> Work to do: Carry none of the pictures over; write out the complete data exactly.

> Extracted information:
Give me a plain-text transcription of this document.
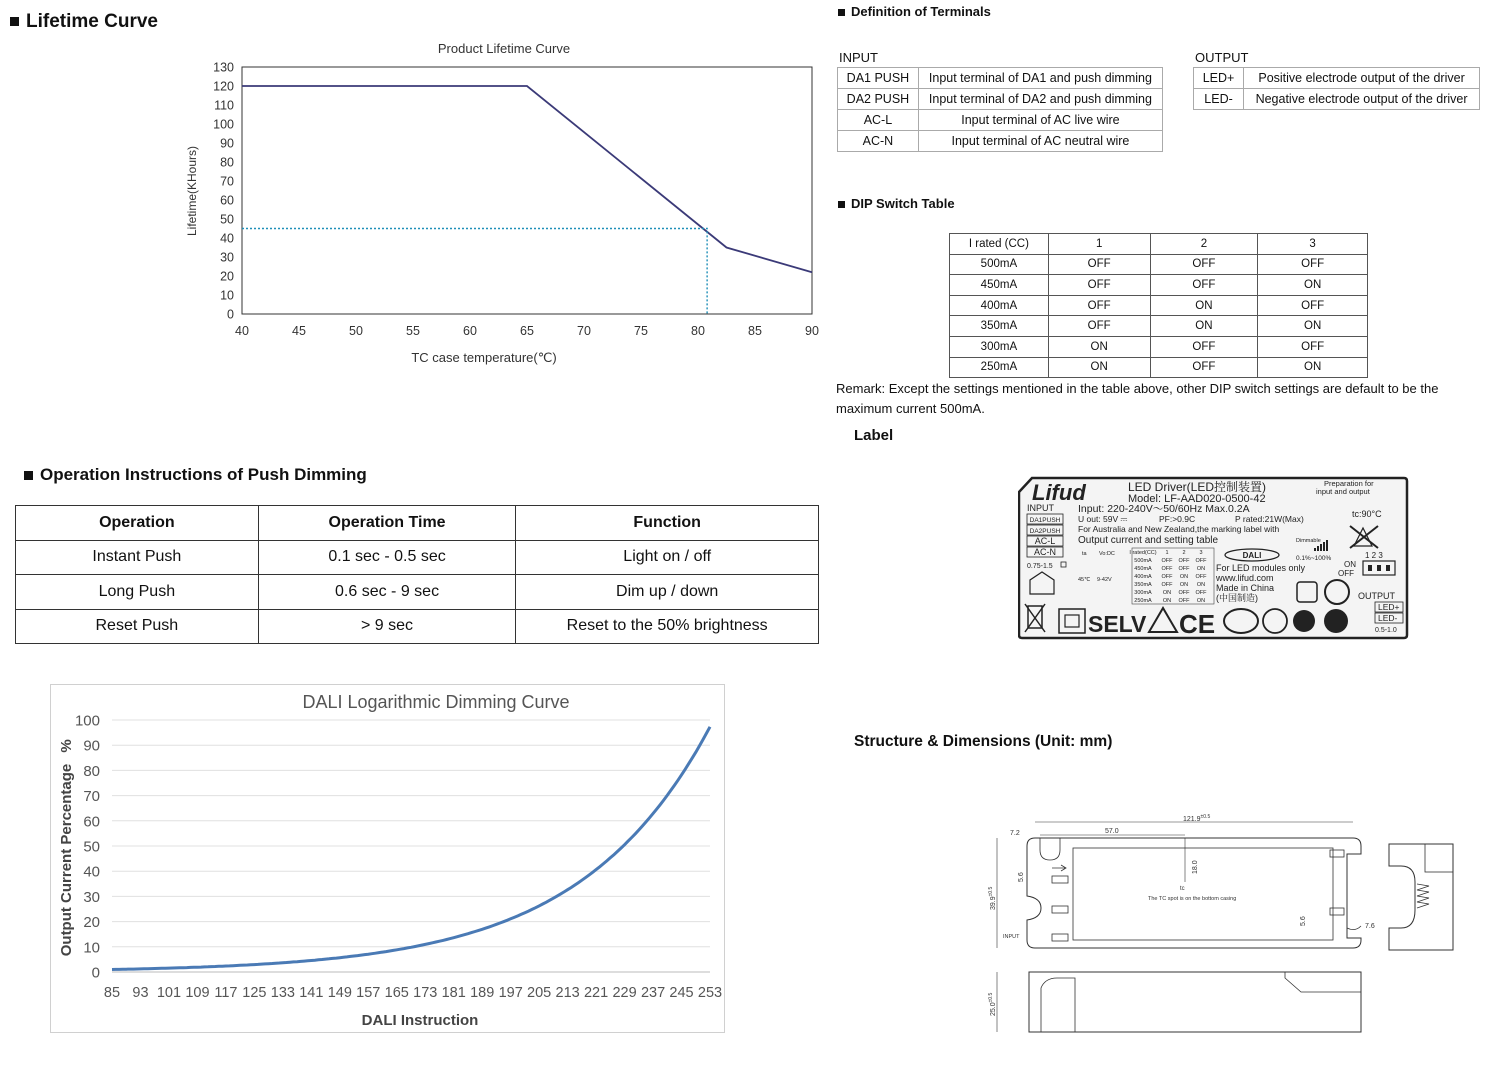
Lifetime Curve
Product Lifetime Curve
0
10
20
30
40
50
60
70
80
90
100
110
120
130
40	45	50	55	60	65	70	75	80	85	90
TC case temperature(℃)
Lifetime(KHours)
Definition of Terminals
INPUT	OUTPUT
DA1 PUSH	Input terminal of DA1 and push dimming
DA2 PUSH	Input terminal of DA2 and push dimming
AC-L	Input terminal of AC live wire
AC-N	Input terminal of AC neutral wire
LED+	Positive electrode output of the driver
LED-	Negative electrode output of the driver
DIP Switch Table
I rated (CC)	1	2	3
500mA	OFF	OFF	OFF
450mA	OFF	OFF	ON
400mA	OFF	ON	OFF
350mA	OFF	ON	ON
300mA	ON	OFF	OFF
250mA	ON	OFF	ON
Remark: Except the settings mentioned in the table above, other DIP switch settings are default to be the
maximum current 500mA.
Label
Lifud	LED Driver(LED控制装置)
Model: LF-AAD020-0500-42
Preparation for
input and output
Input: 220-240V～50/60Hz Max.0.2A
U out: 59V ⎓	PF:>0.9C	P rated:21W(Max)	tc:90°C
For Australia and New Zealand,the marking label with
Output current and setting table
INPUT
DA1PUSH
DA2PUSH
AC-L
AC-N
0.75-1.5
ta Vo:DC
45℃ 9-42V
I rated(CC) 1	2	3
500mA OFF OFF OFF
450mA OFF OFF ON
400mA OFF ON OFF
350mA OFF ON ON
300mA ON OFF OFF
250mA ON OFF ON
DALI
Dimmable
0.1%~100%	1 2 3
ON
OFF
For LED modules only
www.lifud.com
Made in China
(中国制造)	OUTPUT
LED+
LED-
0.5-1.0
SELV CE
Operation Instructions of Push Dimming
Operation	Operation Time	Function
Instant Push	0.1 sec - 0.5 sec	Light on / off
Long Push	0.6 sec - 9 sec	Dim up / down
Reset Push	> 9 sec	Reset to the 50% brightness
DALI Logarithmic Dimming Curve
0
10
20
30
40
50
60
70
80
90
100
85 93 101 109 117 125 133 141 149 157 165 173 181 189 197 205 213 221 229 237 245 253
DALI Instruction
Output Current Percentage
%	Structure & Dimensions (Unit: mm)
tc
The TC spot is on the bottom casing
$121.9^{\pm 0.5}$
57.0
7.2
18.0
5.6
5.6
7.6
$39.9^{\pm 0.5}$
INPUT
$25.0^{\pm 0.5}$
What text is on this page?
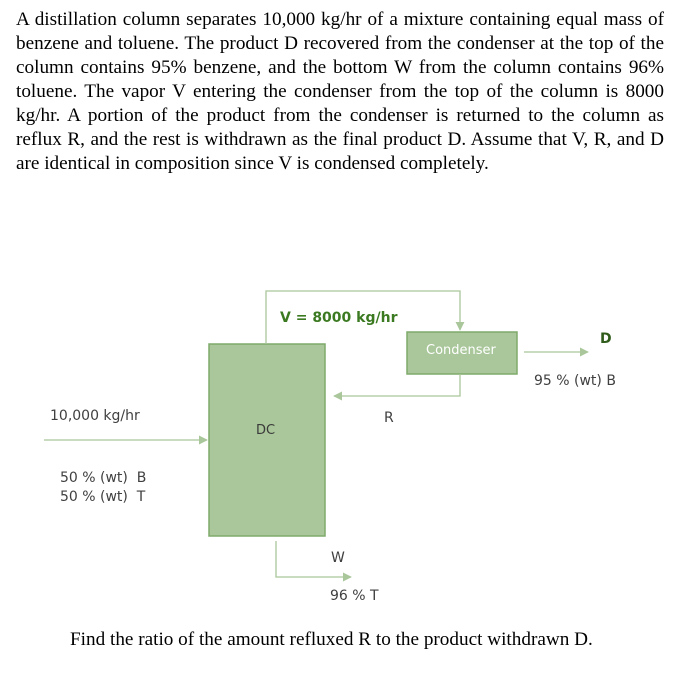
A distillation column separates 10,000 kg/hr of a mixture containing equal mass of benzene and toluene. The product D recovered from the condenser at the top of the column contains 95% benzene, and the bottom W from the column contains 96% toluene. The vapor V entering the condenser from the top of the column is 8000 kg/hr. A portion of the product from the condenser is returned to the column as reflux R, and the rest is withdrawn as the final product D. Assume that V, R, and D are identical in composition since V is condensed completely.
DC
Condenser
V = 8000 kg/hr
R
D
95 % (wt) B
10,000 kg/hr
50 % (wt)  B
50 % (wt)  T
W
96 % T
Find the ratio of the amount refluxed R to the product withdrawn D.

> Response:
Give me a plain-text transcription of this document.
Lifetime Curve
Product Lifetime Curve
0
10
20
30
40
50
60
70
80
90
100
110
120
130
40	45	50	55	60	65	70	75	80	85	90
TC case temperature(℃)
Lifetime(KHours)
Definition of Terminals
INPUT	OUTPUT
DA1 PUSH	Input terminal of DA1 and push dimming
DA2 PUSH	Input terminal of DA2 and push dimming
AC-L	Input terminal of AC live wire
AC-N	Input terminal of AC neutral wire
LED+	Positive electrode output of the driver
LED-	Negative electrode output of the driver
DIP Switch Table
I rated (CC)	1	2	3
500mA	OFF	OFF	OFF
450mA	OFF	OFF	ON
400mA	OFF	ON	OFF
350mA	OFF	ON	ON
300mA	ON	OFF	OFF
250mA	ON	OFF	ON
Remark: Except the settings mentioned in the table above, other DIP switch settings are default to be the
maximum current 500mA.
Label
Lifud	LED Driver(LED控制装置)
Model: LF-AAD020-0500-42
Preparation for
input and output
Input: 220-240V～50/60Hz Max.0.2A
U out: 59V ⎓	PF:>0.9C	P rated:21W(Max)	tc:90°C
For Australia and New Zealand,the marking label with
Output current and setting table
INPUT
DA1PUSH
DA2PUSH
AC-L
AC-N
0.75-1.5
ta Vo:DC
45℃ 9-42V
I rated(CC) 1	2	3
500mA OFF OFF OFF
450mA OFF OFF ON
400mA OFF ON OFF
350mA OFF ON ON
300mA ON OFF OFF
250mA ON OFF ON
DALI
Dimmable
0.1%~100%	1 2 3
ON
OFF
For LED modules only
www.lifud.com
Made in China
(中国制造)	OUTPUT
LED+
LED-
0.5-1.0
SELV CE
Operation Instructions of Push Dimming
Operation	Operation Time	Function
Instant Push	0.1 sec - 0.5 sec	Light on / off
Long Push	0.6 sec - 9 sec	Dim up / down
Reset Push	> 9 sec	Reset to the 50% brightness
DALI Logarithmic Dimming Curve
0
10
20
30
40
50
60
70
80
90
100
85 93 101 109 117 125 133 141 149 157 165 173 181 189 197 205 213 221 229 237 245 253
DALI Instruction
Output Current Percentage
%	Structure & Dimensions (Unit: mm)
tc
The TC spot is on the bottom casing
$121.9^{\pm 0.5}$
57.0
7.2
18.0
5.6
5.6
7.6
$39.9^{\pm 0.5}$
INPUT
$25.0^{\pm 0.5}$
What text is on this page?
A distillation column separates 10,000 kg/hr of a mixture containing equal mass of benzene and toluene. The product D recovered from the condenser at the top of the column contains 95% benzene, and the bottom W from the column contains 96% toluene. The vapor V entering the condenser from the top of the column is 8000 kg/hr. A portion of the product from the condenser is returned to the column as reflux R, and the rest is withdrawn as the final product D. Assume that V, R, and D are identical in composition since V is condensed completely.
DC
Condenser
V = 8000 kg/hr
R
D
95 % (wt) B
10,000 kg/hr
50 % (wt)  B
50 % (wt)  T
W
96 % T
Find the ratio of the amount refluxed R to the product withdrawn D.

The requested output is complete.